(To do) Filter the listing below, copying every line in which the word "label" appears.

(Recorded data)
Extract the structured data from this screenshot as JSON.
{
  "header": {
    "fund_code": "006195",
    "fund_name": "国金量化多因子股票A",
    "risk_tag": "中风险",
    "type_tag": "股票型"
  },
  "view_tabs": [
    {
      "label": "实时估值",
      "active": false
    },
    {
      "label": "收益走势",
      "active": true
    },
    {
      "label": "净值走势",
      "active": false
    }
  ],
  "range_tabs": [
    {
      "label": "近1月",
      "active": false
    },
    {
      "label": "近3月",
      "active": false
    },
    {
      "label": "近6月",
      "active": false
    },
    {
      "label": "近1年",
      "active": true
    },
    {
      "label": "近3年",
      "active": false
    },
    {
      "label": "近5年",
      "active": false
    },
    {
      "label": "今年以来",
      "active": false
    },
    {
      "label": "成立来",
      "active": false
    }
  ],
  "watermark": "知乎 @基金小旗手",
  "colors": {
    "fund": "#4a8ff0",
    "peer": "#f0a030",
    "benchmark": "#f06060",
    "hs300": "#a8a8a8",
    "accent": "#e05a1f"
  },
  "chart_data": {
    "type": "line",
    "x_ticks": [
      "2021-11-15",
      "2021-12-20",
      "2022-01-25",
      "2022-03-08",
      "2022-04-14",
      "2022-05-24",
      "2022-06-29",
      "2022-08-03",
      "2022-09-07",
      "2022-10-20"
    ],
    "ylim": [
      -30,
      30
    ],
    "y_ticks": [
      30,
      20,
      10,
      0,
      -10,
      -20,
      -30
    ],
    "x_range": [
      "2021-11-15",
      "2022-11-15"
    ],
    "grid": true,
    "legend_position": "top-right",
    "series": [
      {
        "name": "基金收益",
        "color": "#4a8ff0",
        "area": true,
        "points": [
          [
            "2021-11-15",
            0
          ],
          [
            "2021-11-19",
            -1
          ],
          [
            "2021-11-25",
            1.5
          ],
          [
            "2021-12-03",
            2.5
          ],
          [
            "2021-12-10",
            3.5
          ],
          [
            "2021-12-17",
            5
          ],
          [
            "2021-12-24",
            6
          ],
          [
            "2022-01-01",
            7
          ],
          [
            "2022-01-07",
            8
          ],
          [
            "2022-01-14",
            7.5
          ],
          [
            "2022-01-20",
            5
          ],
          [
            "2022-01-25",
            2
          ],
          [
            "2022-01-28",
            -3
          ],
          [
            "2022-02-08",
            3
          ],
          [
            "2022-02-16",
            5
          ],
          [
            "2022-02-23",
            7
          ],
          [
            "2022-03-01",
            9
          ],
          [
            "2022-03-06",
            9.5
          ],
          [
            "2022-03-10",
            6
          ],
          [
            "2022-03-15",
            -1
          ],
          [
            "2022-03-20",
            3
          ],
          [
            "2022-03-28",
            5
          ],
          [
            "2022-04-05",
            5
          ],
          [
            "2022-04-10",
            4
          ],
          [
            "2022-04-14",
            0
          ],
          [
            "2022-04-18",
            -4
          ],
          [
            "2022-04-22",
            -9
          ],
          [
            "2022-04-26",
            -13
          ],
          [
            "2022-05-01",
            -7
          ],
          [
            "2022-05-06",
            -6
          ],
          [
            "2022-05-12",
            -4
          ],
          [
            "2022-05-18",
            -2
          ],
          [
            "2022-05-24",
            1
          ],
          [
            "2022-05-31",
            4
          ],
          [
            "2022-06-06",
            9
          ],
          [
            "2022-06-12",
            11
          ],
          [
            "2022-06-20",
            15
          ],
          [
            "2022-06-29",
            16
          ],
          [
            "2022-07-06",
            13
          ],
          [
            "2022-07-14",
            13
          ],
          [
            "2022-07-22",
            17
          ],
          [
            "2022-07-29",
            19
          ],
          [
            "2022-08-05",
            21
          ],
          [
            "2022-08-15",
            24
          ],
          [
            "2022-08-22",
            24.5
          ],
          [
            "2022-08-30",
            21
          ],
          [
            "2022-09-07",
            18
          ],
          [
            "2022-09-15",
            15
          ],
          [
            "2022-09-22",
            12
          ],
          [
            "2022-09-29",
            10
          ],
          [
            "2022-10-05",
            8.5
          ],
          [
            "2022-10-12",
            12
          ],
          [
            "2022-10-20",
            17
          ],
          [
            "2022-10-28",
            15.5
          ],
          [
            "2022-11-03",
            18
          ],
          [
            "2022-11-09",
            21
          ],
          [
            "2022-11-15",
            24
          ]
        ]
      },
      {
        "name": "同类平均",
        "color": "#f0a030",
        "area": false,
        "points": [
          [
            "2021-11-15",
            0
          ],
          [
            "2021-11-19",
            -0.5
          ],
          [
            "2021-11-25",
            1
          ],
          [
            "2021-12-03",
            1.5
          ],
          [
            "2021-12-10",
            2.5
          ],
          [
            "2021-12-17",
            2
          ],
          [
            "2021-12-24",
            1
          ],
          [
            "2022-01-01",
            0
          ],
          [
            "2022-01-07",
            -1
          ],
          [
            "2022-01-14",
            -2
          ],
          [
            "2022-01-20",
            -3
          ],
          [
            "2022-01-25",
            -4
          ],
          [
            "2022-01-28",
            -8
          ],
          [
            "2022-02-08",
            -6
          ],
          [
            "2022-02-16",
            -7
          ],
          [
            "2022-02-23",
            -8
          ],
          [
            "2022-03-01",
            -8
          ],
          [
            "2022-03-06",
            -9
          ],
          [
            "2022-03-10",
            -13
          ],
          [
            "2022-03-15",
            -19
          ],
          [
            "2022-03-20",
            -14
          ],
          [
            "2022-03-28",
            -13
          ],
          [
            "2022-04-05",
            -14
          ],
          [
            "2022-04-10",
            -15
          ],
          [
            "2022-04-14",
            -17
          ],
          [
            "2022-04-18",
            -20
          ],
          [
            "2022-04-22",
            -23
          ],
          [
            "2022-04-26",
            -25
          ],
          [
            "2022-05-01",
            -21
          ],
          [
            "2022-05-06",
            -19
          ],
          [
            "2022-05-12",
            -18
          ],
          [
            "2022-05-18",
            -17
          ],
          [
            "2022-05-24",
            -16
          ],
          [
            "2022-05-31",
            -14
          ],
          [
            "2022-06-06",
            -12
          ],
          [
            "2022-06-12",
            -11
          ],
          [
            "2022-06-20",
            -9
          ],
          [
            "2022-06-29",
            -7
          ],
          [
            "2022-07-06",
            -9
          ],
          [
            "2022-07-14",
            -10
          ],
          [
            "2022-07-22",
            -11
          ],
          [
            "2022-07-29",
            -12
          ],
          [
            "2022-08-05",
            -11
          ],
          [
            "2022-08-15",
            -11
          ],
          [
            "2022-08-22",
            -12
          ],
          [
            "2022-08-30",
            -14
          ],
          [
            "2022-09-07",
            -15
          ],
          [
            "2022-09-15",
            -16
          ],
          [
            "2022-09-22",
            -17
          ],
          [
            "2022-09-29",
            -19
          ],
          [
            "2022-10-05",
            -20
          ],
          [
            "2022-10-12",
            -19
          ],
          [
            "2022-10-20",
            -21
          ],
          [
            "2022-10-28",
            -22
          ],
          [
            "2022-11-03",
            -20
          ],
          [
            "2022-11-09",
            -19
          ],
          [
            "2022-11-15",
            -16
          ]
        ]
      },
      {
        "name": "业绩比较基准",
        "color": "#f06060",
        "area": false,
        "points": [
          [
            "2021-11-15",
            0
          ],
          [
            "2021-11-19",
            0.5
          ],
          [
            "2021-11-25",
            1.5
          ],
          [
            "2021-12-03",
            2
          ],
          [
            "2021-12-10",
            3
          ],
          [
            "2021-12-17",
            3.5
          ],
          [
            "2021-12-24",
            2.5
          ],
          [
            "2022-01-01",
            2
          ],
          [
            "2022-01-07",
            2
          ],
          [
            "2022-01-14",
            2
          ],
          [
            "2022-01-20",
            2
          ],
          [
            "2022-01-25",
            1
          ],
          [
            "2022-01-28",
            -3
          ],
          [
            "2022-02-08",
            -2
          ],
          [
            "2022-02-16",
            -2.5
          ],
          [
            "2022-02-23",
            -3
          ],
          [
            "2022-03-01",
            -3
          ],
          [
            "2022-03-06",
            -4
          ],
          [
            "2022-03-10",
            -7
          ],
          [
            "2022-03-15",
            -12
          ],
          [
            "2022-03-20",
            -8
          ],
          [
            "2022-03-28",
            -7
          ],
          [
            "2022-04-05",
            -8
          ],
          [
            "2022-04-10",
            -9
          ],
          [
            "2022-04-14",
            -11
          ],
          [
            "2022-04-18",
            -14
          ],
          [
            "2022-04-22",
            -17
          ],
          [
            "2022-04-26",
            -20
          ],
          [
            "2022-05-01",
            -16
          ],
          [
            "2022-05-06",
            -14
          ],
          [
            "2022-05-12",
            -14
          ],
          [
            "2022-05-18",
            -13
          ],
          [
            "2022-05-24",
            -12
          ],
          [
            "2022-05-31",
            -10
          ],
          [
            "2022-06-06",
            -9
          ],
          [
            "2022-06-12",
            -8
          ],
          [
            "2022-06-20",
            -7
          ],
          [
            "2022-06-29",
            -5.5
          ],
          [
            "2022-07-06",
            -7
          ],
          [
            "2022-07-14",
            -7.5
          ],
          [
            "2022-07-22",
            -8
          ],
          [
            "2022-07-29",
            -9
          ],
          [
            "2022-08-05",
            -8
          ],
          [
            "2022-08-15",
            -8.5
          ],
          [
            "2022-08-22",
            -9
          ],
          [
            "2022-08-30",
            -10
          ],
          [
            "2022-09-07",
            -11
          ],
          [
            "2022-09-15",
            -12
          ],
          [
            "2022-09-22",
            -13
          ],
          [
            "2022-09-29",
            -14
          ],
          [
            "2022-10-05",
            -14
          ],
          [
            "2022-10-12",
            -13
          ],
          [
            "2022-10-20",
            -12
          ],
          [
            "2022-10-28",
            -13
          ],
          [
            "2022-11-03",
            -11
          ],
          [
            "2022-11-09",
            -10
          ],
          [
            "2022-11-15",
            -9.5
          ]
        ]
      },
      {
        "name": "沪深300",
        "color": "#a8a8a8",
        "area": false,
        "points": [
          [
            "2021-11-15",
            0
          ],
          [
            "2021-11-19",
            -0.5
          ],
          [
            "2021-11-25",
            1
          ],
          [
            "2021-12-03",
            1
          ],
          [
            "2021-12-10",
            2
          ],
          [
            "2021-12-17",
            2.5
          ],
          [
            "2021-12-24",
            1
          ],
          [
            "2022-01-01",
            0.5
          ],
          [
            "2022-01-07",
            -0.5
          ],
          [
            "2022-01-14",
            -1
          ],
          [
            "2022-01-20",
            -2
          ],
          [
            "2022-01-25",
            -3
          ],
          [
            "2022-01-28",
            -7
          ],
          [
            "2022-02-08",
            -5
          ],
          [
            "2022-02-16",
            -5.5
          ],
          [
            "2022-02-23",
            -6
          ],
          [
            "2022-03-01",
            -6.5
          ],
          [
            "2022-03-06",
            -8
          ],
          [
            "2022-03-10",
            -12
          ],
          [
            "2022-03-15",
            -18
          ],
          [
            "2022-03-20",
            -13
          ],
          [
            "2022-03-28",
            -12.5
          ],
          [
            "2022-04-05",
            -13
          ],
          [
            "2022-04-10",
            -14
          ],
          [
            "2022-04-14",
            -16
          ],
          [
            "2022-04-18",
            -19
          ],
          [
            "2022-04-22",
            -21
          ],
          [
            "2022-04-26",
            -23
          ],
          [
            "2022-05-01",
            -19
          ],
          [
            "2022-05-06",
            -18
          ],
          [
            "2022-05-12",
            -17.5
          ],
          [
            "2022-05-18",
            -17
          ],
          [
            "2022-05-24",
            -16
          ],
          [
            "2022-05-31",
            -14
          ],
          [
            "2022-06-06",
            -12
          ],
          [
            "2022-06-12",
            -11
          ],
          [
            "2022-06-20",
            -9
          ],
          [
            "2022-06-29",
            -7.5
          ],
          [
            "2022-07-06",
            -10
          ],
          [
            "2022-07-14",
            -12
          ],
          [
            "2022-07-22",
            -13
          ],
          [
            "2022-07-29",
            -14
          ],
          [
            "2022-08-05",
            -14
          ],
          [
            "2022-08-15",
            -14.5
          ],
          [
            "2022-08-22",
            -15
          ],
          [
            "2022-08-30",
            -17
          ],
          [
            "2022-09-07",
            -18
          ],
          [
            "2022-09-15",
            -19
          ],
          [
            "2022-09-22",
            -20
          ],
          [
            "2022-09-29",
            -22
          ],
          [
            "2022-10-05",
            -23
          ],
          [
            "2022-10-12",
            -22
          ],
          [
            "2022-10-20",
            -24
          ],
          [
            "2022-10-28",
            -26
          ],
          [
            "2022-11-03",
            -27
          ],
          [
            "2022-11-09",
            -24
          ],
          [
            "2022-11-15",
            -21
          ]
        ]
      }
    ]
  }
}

(Right answer)
      "label": "实时估值",
      "label": "收益走势",
      "label": "净值走势",
      "label": "近1月",
      "label": "近3月",
      "label": "近6月",
      "label": "近1年",
      "label": "近3年",
      "label": "近5年",
      "label": "今年以来",
      "label": "成立来",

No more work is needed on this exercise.